**OBJECTIVE**.
Send back the entries below exactly as they appear.

**TASK INPUTS**.

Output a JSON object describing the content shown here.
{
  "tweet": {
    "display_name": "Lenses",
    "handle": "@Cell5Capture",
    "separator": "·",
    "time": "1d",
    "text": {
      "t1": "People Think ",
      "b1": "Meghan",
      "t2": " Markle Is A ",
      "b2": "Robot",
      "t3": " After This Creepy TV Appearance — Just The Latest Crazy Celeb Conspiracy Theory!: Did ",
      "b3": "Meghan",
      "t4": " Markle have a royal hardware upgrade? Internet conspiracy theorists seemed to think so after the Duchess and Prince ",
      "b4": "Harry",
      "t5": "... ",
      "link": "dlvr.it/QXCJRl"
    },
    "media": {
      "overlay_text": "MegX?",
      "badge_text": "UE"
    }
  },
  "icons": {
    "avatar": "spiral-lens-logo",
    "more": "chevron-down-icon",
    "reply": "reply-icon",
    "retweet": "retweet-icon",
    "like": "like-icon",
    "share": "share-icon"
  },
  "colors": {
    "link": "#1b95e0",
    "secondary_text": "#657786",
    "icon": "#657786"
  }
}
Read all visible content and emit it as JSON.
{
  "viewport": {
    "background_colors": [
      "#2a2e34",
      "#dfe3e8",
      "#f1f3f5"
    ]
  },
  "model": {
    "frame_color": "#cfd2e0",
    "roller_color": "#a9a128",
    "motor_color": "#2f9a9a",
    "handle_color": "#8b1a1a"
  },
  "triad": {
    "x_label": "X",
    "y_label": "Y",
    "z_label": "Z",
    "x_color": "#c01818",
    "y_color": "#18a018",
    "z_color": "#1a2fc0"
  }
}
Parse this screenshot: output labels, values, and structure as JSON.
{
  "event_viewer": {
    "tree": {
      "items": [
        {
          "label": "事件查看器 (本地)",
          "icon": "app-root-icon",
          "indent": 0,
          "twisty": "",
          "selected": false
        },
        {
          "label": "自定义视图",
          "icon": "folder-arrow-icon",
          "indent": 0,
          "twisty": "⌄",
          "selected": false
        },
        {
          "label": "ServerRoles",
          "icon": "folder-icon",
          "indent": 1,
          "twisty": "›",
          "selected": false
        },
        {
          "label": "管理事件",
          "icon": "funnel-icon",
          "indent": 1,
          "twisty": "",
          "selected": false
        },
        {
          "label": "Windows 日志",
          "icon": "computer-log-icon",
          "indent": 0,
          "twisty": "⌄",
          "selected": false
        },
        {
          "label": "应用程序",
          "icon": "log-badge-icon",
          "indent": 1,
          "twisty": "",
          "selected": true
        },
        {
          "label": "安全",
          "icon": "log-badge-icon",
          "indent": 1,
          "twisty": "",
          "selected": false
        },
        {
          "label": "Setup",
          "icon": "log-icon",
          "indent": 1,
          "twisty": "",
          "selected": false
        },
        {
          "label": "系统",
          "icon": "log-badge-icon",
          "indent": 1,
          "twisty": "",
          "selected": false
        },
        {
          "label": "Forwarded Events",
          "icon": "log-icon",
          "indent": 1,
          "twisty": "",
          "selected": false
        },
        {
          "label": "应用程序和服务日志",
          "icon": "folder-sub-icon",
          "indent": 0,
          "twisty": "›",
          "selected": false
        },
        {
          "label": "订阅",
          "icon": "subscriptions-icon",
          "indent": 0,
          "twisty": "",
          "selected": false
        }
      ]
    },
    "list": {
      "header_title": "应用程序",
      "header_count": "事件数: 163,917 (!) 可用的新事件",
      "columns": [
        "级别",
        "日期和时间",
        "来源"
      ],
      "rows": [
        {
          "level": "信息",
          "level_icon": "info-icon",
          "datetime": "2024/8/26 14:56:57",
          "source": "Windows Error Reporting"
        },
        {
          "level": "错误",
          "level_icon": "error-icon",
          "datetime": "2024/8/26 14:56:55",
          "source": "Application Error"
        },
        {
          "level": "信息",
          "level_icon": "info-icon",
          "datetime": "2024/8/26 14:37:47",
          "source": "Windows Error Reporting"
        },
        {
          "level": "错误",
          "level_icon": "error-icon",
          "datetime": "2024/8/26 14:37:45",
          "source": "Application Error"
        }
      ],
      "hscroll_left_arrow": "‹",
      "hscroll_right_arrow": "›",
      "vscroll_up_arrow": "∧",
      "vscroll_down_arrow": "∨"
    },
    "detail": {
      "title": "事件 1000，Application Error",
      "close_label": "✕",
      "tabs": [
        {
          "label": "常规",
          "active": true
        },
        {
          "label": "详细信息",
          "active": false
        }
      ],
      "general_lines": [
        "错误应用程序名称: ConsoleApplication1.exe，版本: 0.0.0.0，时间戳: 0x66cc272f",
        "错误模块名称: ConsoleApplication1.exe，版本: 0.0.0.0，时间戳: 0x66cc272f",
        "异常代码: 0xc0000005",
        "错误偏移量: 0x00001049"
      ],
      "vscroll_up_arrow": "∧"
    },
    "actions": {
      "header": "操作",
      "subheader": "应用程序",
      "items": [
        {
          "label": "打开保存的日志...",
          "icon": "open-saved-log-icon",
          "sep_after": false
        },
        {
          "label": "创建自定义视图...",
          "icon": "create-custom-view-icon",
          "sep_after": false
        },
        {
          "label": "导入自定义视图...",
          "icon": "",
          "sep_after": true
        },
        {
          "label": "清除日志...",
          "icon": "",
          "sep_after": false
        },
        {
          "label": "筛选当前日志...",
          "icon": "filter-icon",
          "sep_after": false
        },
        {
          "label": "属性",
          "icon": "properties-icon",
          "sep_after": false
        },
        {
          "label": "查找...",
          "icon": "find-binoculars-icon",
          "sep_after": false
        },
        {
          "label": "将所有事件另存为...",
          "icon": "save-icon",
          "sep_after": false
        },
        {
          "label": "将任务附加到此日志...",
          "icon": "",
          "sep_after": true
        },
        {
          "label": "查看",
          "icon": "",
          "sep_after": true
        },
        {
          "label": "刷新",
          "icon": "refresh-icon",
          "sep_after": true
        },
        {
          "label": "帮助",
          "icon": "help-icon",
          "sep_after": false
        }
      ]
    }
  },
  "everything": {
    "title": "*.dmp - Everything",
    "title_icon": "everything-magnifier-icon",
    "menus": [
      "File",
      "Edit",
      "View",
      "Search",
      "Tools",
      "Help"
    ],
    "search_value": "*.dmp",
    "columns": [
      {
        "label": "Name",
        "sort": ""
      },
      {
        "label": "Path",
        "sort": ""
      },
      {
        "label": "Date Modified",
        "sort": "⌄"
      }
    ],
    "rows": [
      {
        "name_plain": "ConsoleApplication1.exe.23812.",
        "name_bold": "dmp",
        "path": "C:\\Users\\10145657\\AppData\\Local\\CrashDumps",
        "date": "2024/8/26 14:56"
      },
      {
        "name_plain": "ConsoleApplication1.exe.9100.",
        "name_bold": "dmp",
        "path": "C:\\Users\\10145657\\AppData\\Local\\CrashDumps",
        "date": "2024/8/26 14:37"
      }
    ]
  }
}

**CORRECT RESPONSE**.
Output a JSON object describing the content shown here.
{
  "tweet": {
    "display_name": "Lenses",
    "handle": "@Cell5Capture",
    "separator": "·",
    "time": "1d",
    "text": {
      "t1": "People Think ",
      "b1": "Meghan",
      "t2": " Markle Is A ",
      "b2": "Robot",
      "t3": " After This Creepy TV Appearance — Just The Latest Crazy Celeb Conspiracy Theory!: Did ",
      "b3": "Meghan",
      "t4": " Markle have a royal hardware upgrade? Internet conspiracy theorists seemed to think so after the Duchess and Prince ",
      "b4": "Harry",
      "t5": "... ",
      "link": "dlvr.it/QXCJRl"
    },
    "media": {
      "overlay_text": "MegX?",
      "badge_text": "UE"
    }
  },
  "icons": {
    "avatar": "spiral-lens-logo",
    "more": "chevron-down-icon",
    "reply": "reply-icon",
    "retweet": "retweet-icon",
    "like": "like-icon",
    "share": "share-icon"
  },
  "colors": {
    "link": "#1b95e0",
    "secondary_text": "#657786",
    "icon": "#657786"
  }
}
Read all visible content and emit it as JSON.
{
  "viewport": {
    "background_colors": [
      "#2a2e34",
      "#dfe3e8",
      "#f1f3f5"
    ]
  },
  "model": {
    "frame_color": "#cfd2e0",
    "roller_color": "#a9a128",
    "motor_color": "#2f9a9a",
    "handle_color": "#8b1a1a"
  },
  "triad": {
    "x_label": "X",
    "y_label": "Y",
    "z_label": "Z",
    "x_color": "#c01818",
    "y_color": "#18a018",
    "z_color": "#1a2fc0"
  }
}
Parse this screenshot: output labels, values, and structure as JSON.
{
  "event_viewer": {
    "tree": {
      "items": [
        {
          "label": "事件查看器 (本地)",
          "icon": "app-root-icon",
          "indent": 0,
          "twisty": "",
          "selected": false
        },
        {
          "label": "自定义视图",
          "icon": "folder-arrow-icon",
          "indent": 0,
          "twisty": "⌄",
          "selected": false
        },
        {
          "label": "ServerRoles",
          "icon": "folder-icon",
          "indent": 1,
          "twisty": "›",
          "selected": false
        },
        {
          "label": "管理事件",
          "icon": "funnel-icon",
          "indent": 1,
          "twisty": "",
          "selected": false
        },
        {
          "label": "Windows 日志",
          "icon": "computer-log-icon",
          "indent": 0,
          "twisty": "⌄",
          "selected": false
        },
        {
          "label": "应用程序",
          "icon": "log-badge-icon",
          "indent": 1,
          "twisty": "",
          "selected": true
        },
        {
          "label": "安全",
          "icon": "log-badge-icon",
          "indent": 1,
          "twisty": "",
          "selected": false
        },
        {
          "label": "Setup",
          "icon": "log-icon",
          "indent": 1,
          "twisty": "",
          "selected": false
        },
        {
          "label": "系统",
          "icon": "log-badge-icon",
          "indent": 1,
          "twisty": "",
          "selected": false
        },
        {
          "label": "Forwarded Events",
          "icon": "log-icon",
          "indent": 1,
          "twisty": "",
          "selected": false
        },
        {
          "label": "应用程序和服务日志",
          "icon": "folder-sub-icon",
          "indent": 0,
          "twisty": "›",
          "selected": false
        },
        {
          "label": "订阅",
          "icon": "subscriptions-icon",
          "indent": 0,
          "twisty": "",
          "selected": false
        }
      ]
    },
    "list": {
      "header_title": "应用程序",
      "header_count": "事件数: 163,917 (!) 可用的新事件",
      "columns": [
        "级别",
        "日期和时间",
        "来源"
      ],
      "rows": [
        {
          "level": "信息",
          "level_icon": "info-icon",
          "datetime": "2024/8/26 14:56:57",
          "source": "Windows Error Reporting"
        },
        {
          "level": "错误",
          "level_icon": "error-icon",
          "datetime": "2024/8/26 14:56:55",
          "source": "Application Error"
        },
        {
          "level": "信息",
          "level_icon": "info-icon",
          "datetime": "2024/8/26 14:37:47",
          "source": "Windows Error Reporting"
        },
        {
          "level": "错误",
          "level_icon": "error-icon",
          "datetime": "2024/8/26 14:37:45",
          "source": "Application Error"
        }
      ],
      "hscroll_left_arrow": "‹",
      "hscroll_right_arrow": "›",
      "vscroll_up_arrow": "∧",
      "vscroll_down_arrow": "∨"
    },
    "detail": {
      "title": "事件 1000，Application Error",
      "close_label": "✕",
      "tabs": [
        {
          "label": "常规",
          "active": true
        },
        {
          "label": "详细信息",
          "active": false
        }
      ],
      "general_lines": [
        "错误应用程序名称: ConsoleApplication1.exe，版本: 0.0.0.0，时间戳: 0x66cc272f",
        "错误模块名称: ConsoleApplication1.exe，版本: 0.0.0.0，时间戳: 0x66cc272f",
        "异常代码: 0xc0000005",
        "错误偏移量: 0x00001049"
      ],
      "vscroll_up_arrow": "∧"
    },
    "actions": {
      "header": "操作",
      "subheader": "应用程序",
      "items": [
        {
          "label": "打开保存的日志...",
          "icon": "open-saved-log-icon",
          "sep_after": false
        },
        {
          "label": "创建自定义视图...",
          "icon": "create-custom-view-icon",
          "sep_after": false
        },
        {
          "label": "导入自定义视图...",
          "icon": "",
          "sep_after": true
        },
        {
          "label": "清除日志...",
          "icon": "",
          "sep_after": false
        },
        {
          "label": "筛选当前日志...",
          "icon": "filter-icon",
          "sep_after": false
        },
        {
          "label": "属性",
          "icon": "properties-icon",
          "sep_after": false
        },
        {
          "label": "查找...",
          "icon": "find-binoculars-icon",
          "sep_after": false
        },
        {
          "label": "将所有事件另存为...",
          "icon": "save-icon",
          "sep_after": false
        },
        {
          "label": "将任务附加到此日志...",
          "icon": "",
          "sep_after": true
        },
        {
          "label": "查看",
          "icon": "",
          "sep_after": true
        },
        {
          "label": "刷新",
          "icon": "refresh-icon",
          "sep_after": true
        },
        {
          "label": "帮助",
          "icon": "help-icon",
          "sep_after": false
        }
      ]
    }
  },
  "everything": {
    "title": "*.dmp - Everything",
    "title_icon": "everything-magnifier-icon",
    "menus": [
      "File",
      "Edit",
      "View",
      "Search",
      "Tools",
      "Help"
    ],
    "search_value": "*.dmp",
    "columns": [
      {
        "label": "Name",
        "sort": ""
      },
      {
        "label": "Path",
        "sort": ""
      },
      {
        "label": "Date Modified",
        "sort": "⌄"
      }
    ],
    "rows": [
      {
        "name_plain": "ConsoleApplication1.exe.23812.",
        "name_bold": "dmp",
        "path": "C:\\Users\\10145657\\AppData\\Local\\CrashDumps",
        "date": "2024/8/26 14:56"
      },
      {
        "name_plain": "ConsoleApplication1.exe.9100.",
        "name_bold": "dmp",
        "path": "C:\\Users\\10145657\\AppData\\Local\\CrashDumps",
        "date": "2024/8/26 14:37"
      }
    ]
  }
}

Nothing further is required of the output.